══ The records ══

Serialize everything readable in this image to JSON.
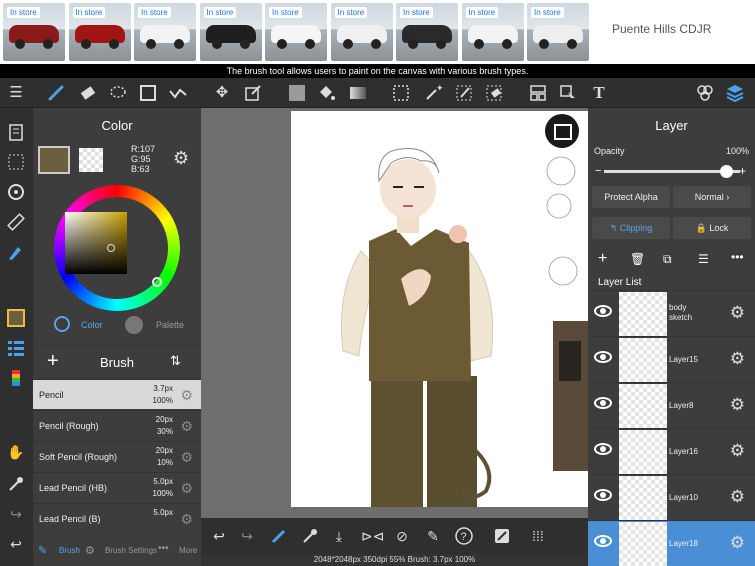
{
  "ad": {
    "badges": [
      "In store",
      "In store",
      "In store",
      "In store",
      "In store",
      "In store",
      "In store",
      "In store",
      "In store"
    ],
    "car_colors": [
      "#8b1a1a",
      "#a31515",
      "#f2f2f2",
      "#1e1e1e",
      "#f5f5f5",
      "#f0f0f0",
      "#2a2a2a",
      "#f3f3f3",
      "#eeeeee"
    ],
    "dealer": "Puente Hills CDJR"
  },
  "tooltip": "The brush tool allows users to paint on the canvas with various brush types.",
  "color_panel": {
    "title": "Color",
    "r": "R:107",
    "g": "G:95",
    "b": "B:63",
    "main_color": "#6b5f3f",
    "tab_color": "Color",
    "tab_palette": "Palette"
  },
  "brush_panel": {
    "title": "Brush",
    "brushes": [
      {
        "name": "Pencil",
        "size": "3.7px",
        "opacity": "100%"
      },
      {
        "name": "Pencil (Rough)",
        "size": "20px",
        "opacity": "30%"
      },
      {
        "name": "Soft Pencil (Rough)",
        "size": "20px",
        "opacity": "10%"
      },
      {
        "name": "Lead Pencil (HB)",
        "size": "5.0px",
        "opacity": "100%"
      },
      {
        "name": "Lead Pencil (B)",
        "size": "5.0px",
        "opacity": ""
      }
    ],
    "footer": {
      "brush": "Brush",
      "settings": "Brush Settings",
      "more": "More"
    }
  },
  "status": "2048*2048px 350dpi 55% Brush: 3.7px 100%",
  "layer_panel": {
    "title": "Layer",
    "opacity_label": "Opacity",
    "opacity_value": "100%",
    "protect_alpha": "Protect Alpha",
    "blend_mode": "Normal",
    "clipping": "Clipping",
    "lock": "Lock",
    "list_title": "Layer List",
    "layers": [
      {
        "name": "body sketch"
      },
      {
        "name": "Layer15"
      },
      {
        "name": "Layer8"
      },
      {
        "name": "Layer16"
      },
      {
        "name": "Layer10"
      },
      {
        "name": "Layer18"
      }
    ]
  }
}
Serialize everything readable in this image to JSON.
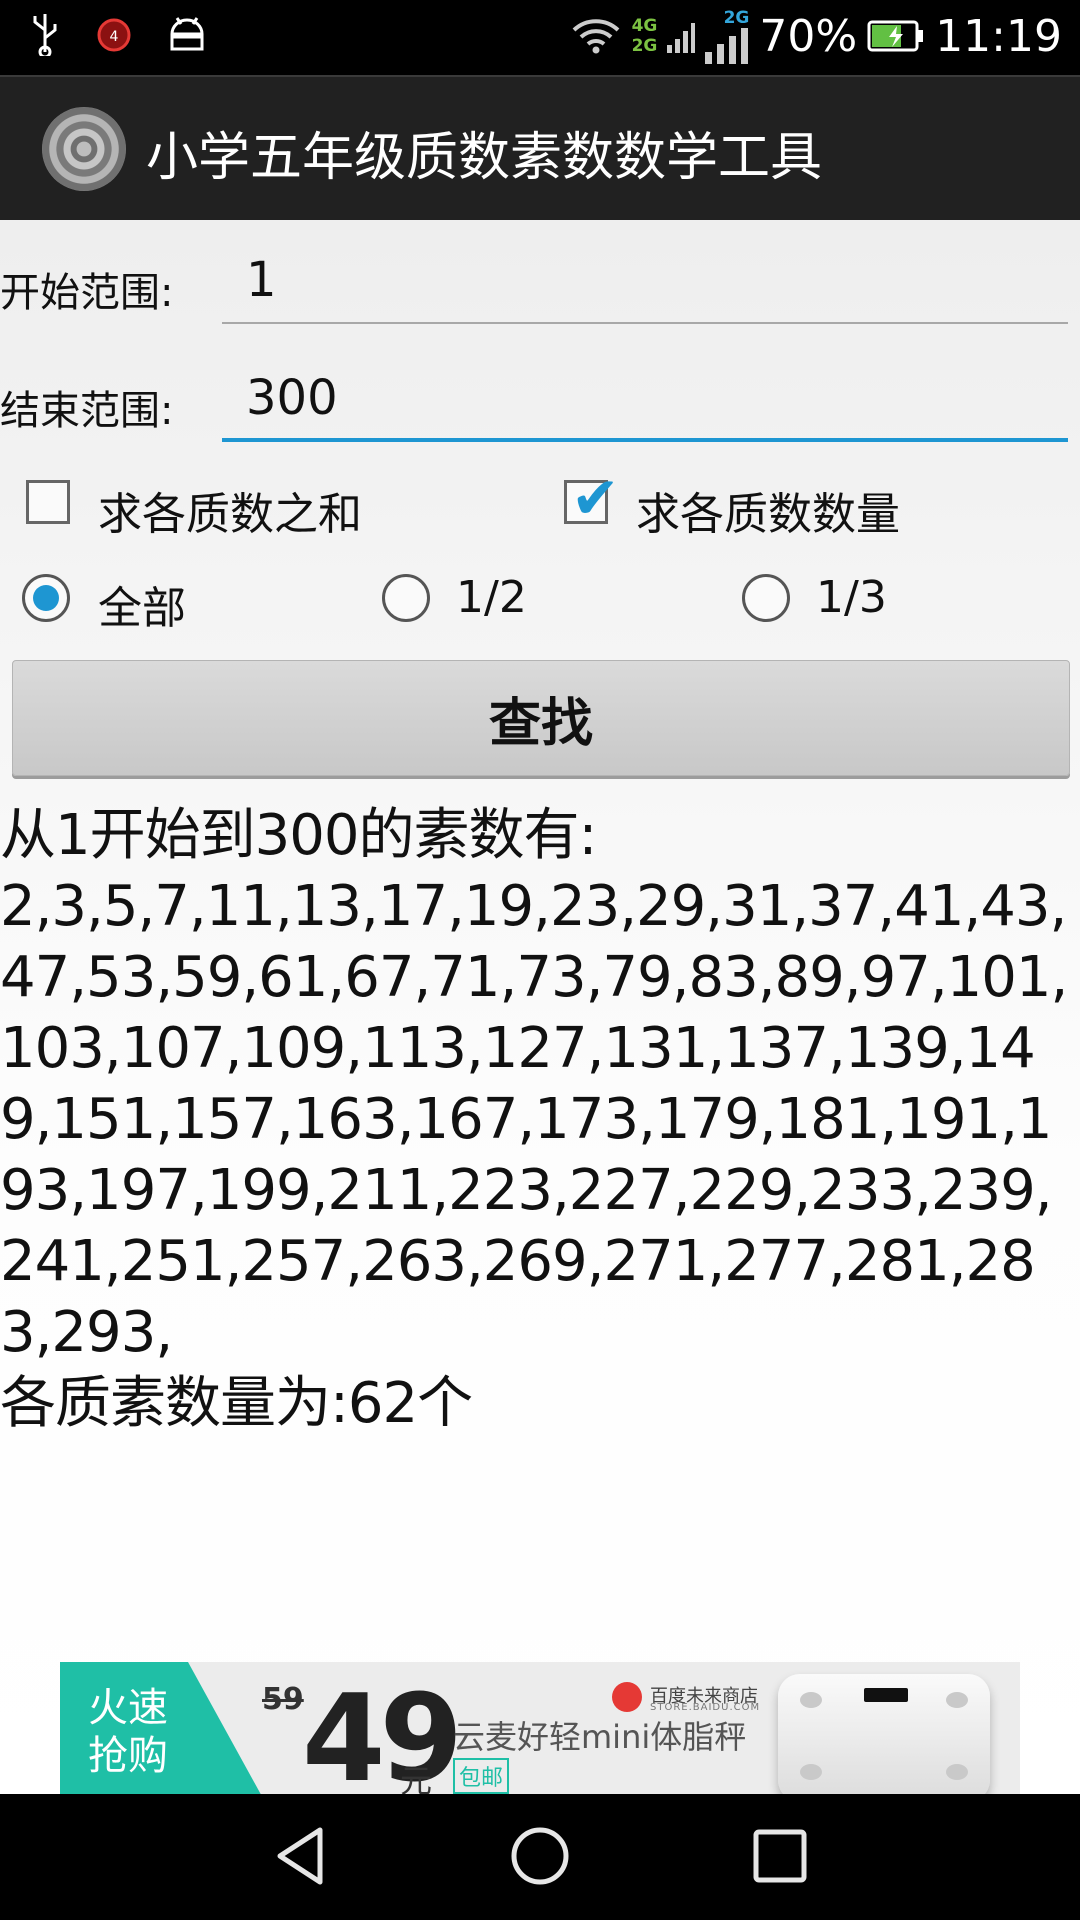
{
  "status_bar": {
    "icons_left": [
      "usb-icon",
      "alarm-badge-icon",
      "android-debug-icon"
    ],
    "network_4g": "4G",
    "network_2g": "2G",
    "network_2g_b": "2G",
    "battery_percent": "70%",
    "time": "11:19",
    "battery_level": 0.7
  },
  "app": {
    "title": "小学五年级质数素数数学工具"
  },
  "form": {
    "start_label": "开始范围:",
    "start_value": "1",
    "end_label": "结束范围:",
    "end_value": "300",
    "sum_label": "求各质数之和",
    "sum_checked": false,
    "count_label": "求各质数数量",
    "count_checked": true,
    "radio_all": "全部",
    "radio_half": "1/2",
    "radio_third": "1/3",
    "selected_radio": "全部",
    "find_button": "查找"
  },
  "result": {
    "heading": "从1开始到300的素数有:",
    "primes": "2,3,5,7,11,13,17,19,23,29,31,37,41,43,47,53,59,61,67,71,73,79,83,89,97,101,103,107,109,113,127,131,137,139,149,151,157,163,167,173,179,181,191,193,197,199,211,223,227,229,233,239,241,251,257,263,269,271,277,281,283,293,",
    "count_text": "各质素数量为:62个"
  },
  "ad": {
    "flash_sale": "火速抢购",
    "old_price": "59",
    "price": "49",
    "unit": "元",
    "store": "百度未来商店",
    "store_sub": "STORE.BAIDU.COM",
    "product": "云麦好轻mini体脂秤",
    "free_shipping": "包邮",
    "accent_color": "#1fbfa6"
  },
  "nav_bar": {
    "buttons": [
      "back-icon",
      "home-icon",
      "recents-icon"
    ]
  },
  "colors": {
    "accent": "#1e96d2",
    "action_bar": "#212121"
  }
}
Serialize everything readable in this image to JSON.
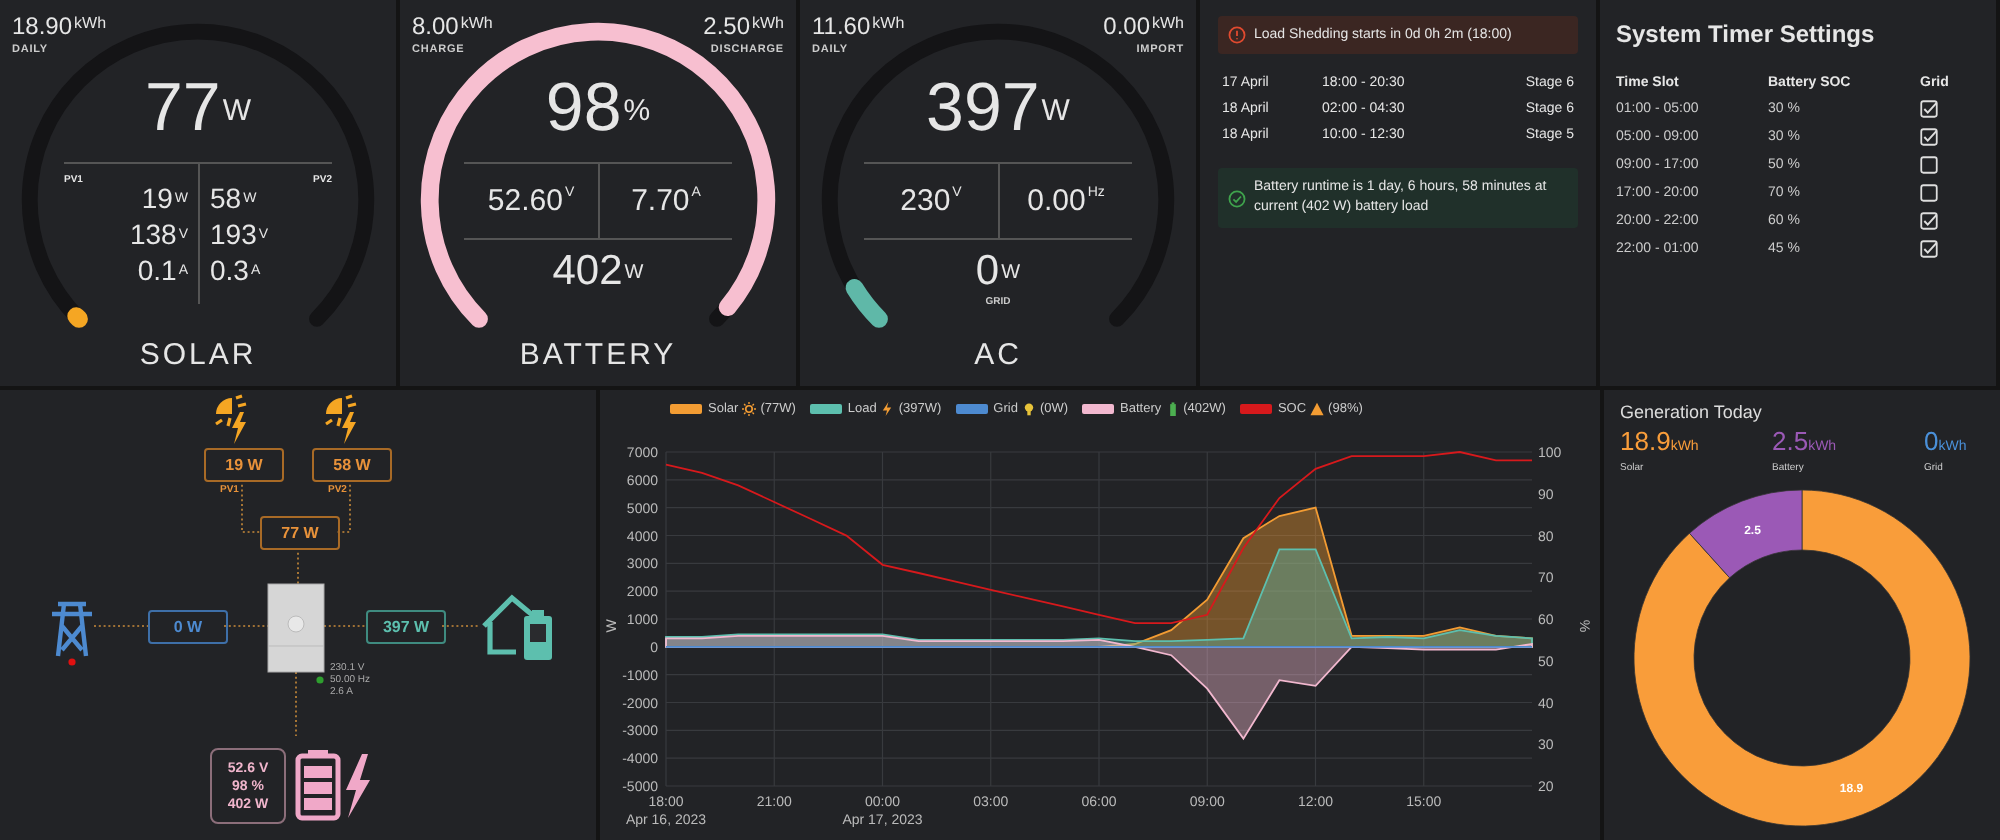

═══

-- Your instructions --
Print each of the records above exactly as written, leaving no picture in the copy.

-- Response to this exercise --
Serialize everything readable in this image to JSON.
{
  "ad": {
    "badges": [
      "In store",
      "In store",
      "In store",
      "In store",
      "In store",
      "In store",
      "In store",
      "In store",
      "In store"
    ],
    "car_colors": [
      "#8b1a1a",
      "#a31515",
      "#f2f2f2",
      "#1e1e1e",
      "#f5f5f5",
      "#f0f0f0",
      "#2a2a2a",
      "#f3f3f3",
      "#eeeeee"
    ],
    "dealer": "Puente Hills CDJR"
  },
  "tooltip": "The brush tool allows users to paint on the canvas with various brush types.",
  "color_panel": {
    "title": "Color",
    "r": "R:107",
    "g": "G:95",
    "b": "B:63",
    "main_color": "#6b5f3f",
    "tab_color": "Color",
    "tab_palette": "Palette"
  },
  "brush_panel": {
    "title": "Brush",
    "brushes": [
      {
        "name": "Pencil",
        "size": "3.7px",
        "opacity": "100%"
      },
      {
        "name": "Pencil (Rough)",
        "size": "20px",
        "opacity": "30%"
      },
      {
        "name": "Soft Pencil (Rough)",
        "size": "20px",
        "opacity": "10%"
      },
      {
        "name": "Lead Pencil (HB)",
        "size": "5.0px",
        "opacity": "100%"
      },
      {
        "name": "Lead Pencil (B)",
        "size": "5.0px",
        "opacity": ""
      }
    ],
    "footer": {
      "brush": "Brush",
      "settings": "Brush Settings",
      "more": "More"
    }
  },
  "status": "2048*2048px 350dpi 55% Brush: 3.7px 100%",
  "layer_panel": {
    "title": "Layer",
    "opacity_label": "Opacity",
    "opacity_value": "100%",
    "protect_alpha": "Protect Alpha",
    "blend_mode": "Normal",
    "clipping": "Clipping",
    "lock": "Lock",
    "list_title": "Layer List",
    "layers": [
      {
        "name": "body sketch"
      },
      {
        "name": "Layer15"
      },
      {
        "name": "Layer8"
      },
      {
        "name": "Layer16"
      },
      {
        "name": "Layer10"
      },
      {
        "name": "Layer18"
      }
    ]
  }
}
Serialize everything readable in this image to JSON.
{
  "status_bar": {
    "icons_left": [
      "usb-icon",
      "alarm-badge-icon",
      "android-debug-icon"
    ],
    "network_4g": "4G",
    "network_2g": "2G",
    "network_2g_b": "2G",
    "battery_percent": "70%",
    "time": "11:19",
    "battery_level": 0.7
  },
  "app": {
    "title": "小学五年级质数素数数学工具"
  },
  "form": {
    "start_label": "开始范围:",
    "start_value": "1",
    "end_label": "结束范围:",
    "end_value": "300",
    "sum_label": "求各质数之和",
    "sum_checked": false,
    "count_label": "求各质数数量",
    "count_checked": true,
    "radio_all": "全部",
    "radio_half": "1/2",
    "radio_third": "1/3",
    "selected_radio": "全部",
    "find_button": "查找"
  },
  "result": {
    "heading": "从1开始到300的素数有:",
    "primes": "2,3,5,7,11,13,17,19,23,29,31,37,41,43,47,53,59,61,67,71,73,79,83,89,97,101,103,107,109,113,127,131,137,139,149,151,157,163,167,173,179,181,191,193,197,199,211,223,227,229,233,239,241,251,257,263,269,271,277,281,283,293,",
    "count_text": "各质素数量为:62个"
  },
  "ad": {
    "flash_sale": "火速抢购",
    "old_price": "59",
    "price": "49",
    "unit": "元",
    "store": "百度未来商店",
    "store_sub": "STORE.BAIDU.COM",
    "product": "云麦好轻mini体脂秤",
    "free_shipping": "包邮",
    "accent_color": "#1fbfa6"
  },
  "nav_bar": {
    "buttons": [
      "back-icon",
      "home-icon",
      "recents-icon"
    ]
  },
  "colors": {
    "accent": "#1e96d2",
    "action_bar": "#212121"
  }
}
Serialize everything readable in this image to JSON.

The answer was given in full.